(What the task asks): Your task is to copy the material exactly.

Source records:
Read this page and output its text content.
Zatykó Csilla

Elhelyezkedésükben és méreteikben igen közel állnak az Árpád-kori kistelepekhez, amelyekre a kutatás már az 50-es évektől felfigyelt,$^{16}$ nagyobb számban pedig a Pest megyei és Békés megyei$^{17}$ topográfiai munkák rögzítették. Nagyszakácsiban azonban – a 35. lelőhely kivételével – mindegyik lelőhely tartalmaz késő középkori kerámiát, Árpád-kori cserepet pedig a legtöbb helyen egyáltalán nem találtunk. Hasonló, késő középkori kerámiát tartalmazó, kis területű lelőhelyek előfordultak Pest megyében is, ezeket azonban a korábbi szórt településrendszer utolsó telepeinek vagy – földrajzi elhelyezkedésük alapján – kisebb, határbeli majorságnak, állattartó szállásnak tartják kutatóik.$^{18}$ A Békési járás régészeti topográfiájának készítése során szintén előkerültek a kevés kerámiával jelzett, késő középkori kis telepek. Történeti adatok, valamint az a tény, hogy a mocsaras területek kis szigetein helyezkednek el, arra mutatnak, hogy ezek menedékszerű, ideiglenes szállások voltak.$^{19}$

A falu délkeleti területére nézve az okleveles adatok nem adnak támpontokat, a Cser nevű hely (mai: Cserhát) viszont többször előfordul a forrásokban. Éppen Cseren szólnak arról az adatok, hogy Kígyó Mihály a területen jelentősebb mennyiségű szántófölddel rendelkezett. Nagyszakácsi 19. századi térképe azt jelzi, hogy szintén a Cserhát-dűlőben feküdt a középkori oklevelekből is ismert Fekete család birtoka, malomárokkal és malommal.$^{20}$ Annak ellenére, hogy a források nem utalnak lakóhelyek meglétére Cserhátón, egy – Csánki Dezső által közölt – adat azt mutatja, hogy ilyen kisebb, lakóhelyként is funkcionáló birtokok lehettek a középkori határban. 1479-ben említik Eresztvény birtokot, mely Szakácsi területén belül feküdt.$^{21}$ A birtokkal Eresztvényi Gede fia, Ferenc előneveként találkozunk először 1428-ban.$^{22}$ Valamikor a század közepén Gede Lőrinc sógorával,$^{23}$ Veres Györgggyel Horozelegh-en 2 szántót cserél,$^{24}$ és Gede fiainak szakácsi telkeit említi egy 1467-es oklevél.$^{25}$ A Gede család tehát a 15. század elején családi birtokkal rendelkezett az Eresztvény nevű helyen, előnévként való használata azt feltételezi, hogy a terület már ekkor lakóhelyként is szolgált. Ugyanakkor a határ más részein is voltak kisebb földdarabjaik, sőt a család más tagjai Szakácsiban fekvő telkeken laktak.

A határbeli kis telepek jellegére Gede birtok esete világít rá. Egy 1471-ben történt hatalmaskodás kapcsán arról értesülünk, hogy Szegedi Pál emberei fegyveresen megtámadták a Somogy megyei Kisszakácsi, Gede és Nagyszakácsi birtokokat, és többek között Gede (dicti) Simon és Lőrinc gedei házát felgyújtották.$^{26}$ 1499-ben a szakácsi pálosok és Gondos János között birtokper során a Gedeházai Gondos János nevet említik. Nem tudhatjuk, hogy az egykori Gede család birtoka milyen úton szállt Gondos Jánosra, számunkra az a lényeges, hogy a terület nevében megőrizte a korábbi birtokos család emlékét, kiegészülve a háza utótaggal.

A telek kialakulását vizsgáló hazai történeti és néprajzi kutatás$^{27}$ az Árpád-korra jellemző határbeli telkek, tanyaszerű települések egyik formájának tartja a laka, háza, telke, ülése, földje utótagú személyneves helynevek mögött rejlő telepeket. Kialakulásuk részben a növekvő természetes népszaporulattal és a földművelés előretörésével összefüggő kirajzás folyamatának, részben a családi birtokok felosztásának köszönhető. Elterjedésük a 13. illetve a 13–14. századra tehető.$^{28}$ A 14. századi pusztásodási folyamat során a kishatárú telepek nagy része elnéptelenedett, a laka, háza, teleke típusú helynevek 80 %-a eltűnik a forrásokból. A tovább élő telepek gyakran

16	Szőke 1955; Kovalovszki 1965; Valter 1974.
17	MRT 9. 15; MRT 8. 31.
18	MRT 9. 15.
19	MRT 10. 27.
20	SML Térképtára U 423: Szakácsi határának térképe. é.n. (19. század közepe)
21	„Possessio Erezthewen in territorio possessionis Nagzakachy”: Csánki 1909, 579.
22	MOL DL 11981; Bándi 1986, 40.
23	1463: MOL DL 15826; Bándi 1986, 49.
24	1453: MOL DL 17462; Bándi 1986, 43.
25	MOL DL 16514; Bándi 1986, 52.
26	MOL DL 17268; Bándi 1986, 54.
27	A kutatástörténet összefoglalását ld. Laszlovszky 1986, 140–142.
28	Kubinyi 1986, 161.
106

(Answer to this task):
Read this page and output its text content.
Zatykó Csilla

Elhelyezkedésükben és méreteikben igen közel állnak az Árpád-kori kistelepekhez, amelyekre a kutatás már az 50-es évektől felfigyelt,$^{16}$ nagyobb számban pedig a Pest megyei és Békés megyei$^{17}$ topográfiai munkák rögzítették. Nagyszakácsiban azonban – a 35. lelőhely kivételével – mindegyik lelőhely tartalmaz késő középkori kerámiát, Árpád-kori cserepet pedig a legtöbb helyen egyáltalán nem találtunk. Hasonló, késő középkori kerámiát tartalmazó, kis területű lelőhelyek előfordultak Pest megyében is, ezeket azonban a korábbi szórt településrendszer utolsó telepeinek vagy – földrajzi elhelyezkedésük alapján – kisebb, határbeli majorságnak, állattartó szállásnak tartják kutatóik.$^{18}$ A Békési járás régészeti topográfiájának készítése során szintén előkerültek a kevés kerámiával jelzett, késő középkori kis telepek. Történeti adatok, valamint az a tény, hogy a mocsaras területek kis szigetein helyezkednek el, arra mutatnak, hogy ezek menedékszerű, ideiglenes szállások voltak.$^{19}$

A falu délkeleti területére nézve az okleveles adatok nem adnak támpontokat, a Cser nevű hely (mai: Cserhát) viszont többször előfordul a forrásokban. Éppen Cseren szólnak arról az adatok, hogy Kígyó Mihály a területen jelentősebb mennyiségű szántófölddel rendelkezett. Nagyszakácsi 19. századi térképe azt jelzi, hogy szintén a Cserhát-dűlőben feküdt a középkori oklevelekből is ismert Fekete család birtoka, malomárokkal és malommal.$^{20}$ Annak ellenére, hogy a források nem utalnak lakóhelyek meglétére Cserhátón, egy – Csánki Dezső által közölt – adat azt mutatja, hogy ilyen kisebb, lakóhelyként is funkcionáló birtokok lehettek a középkori határban. 1479-ben említik Eresztvény birtokot, mely Szakácsi területén belül feküdt.$^{21}$ A birtokkal Eresztvényi Gede fia, Ferenc előneveként találkozunk először 1428-ban.$^{22}$ Valamikor a század közepén Gede Lőrinc sógorával,$^{23}$ Veres Györgggyel Horozelegh-en 2 szántót cserél,$^{24}$ és Gede fiainak szakácsi telkeit említi egy 1467-es oklevél.$^{25}$ A Gede család tehát a 15. század elején családi birtokkal rendelkezett az Eresztvény nevű helyen, előnévként való használata azt feltételezi, hogy a terület már ekkor lakóhelyként is szolgált. Ugyanakkor a határ más részein is voltak kisebb földdarabjaik, sőt a család más tagjai Szakácsiban fekvő telkeken laktak.

A határbeli kis telepek jellegére Gede birtok esete világít rá. Egy 1471-ben történt hatalmaskodás kapcsán arról értesülünk, hogy Szegedi Pál emberei fegyveresen megtámadták a Somogy megyei Kisszakácsi, Gede és Nagyszakácsi birtokokat, és többek között Gede (dicti) Simon és Lőrinc gedei házát felgyújtották.$^{26}$ 1499-ben a szakácsi pálosok és Gondos János között birtokper során a Gedeházai Gondos János nevet említik. Nem tudhatjuk, hogy az egykori Gede család birtoka milyen úton szállt Gondos Jánosra, számunkra az a lényeges, hogy a terület nevében megőrizte a korábbi birtokos család emlékét, kiegészülve a háza utótaggal.

A telek kialakulását vizsgáló hazai történeti és néprajzi kutatás$^{27}$ az Árpád-korra jellemző határbeli telkek, tanyaszerű települések egyik formájának tartja a laka, háza, telke, ülése, földje utótagú személyneves helynevek mögött rejlő telepeket. Kialakulásuk részben a növekvő természetes népszaporulattal és a földművelés előretörésével összefüggő kirajzás folyamatának, részben a családi birtokok felosztásának köszönhető. Elterjedésük a 13. illetve a 13–14. századra tehető.$^{28}$ A 14. századi pusztásodási folyamat során a kishatárú telepek nagy része elnéptelenedett, a laka, háza, teleke típusú helynevek 80 %-a eltűnik a forrásokból. A tovább élő telepek gyakran

16	Szőke 1955; Kovalovszki 1965; Valter 1974.
17	MRT 9. 15; MRT 8. 31.
18	MRT 9. 15.
19	MRT 10. 27.
20	SML Térképtára U 423: Szakácsi határának térképe. é.n. (19. század közepe)
21	„Possessio Erezthewen in territorio possessionis Nagzakachy”: Csánki 1909, 579.
22	MOL DL 11981; Bándi 1986, 40.
23	1463: MOL DL 15826; Bándi 1986, 49.
24	1453: MOL DL 17462; Bándi 1986, 43.
25	MOL DL 16514; Bándi 1986, 52.
26	MOL DL 17268; Bándi 1986, 54.
27	A kutatástörténet összefoglalását ld. Laszlovszky 1986, 140–142.
28	Kubinyi 1986, 161.
106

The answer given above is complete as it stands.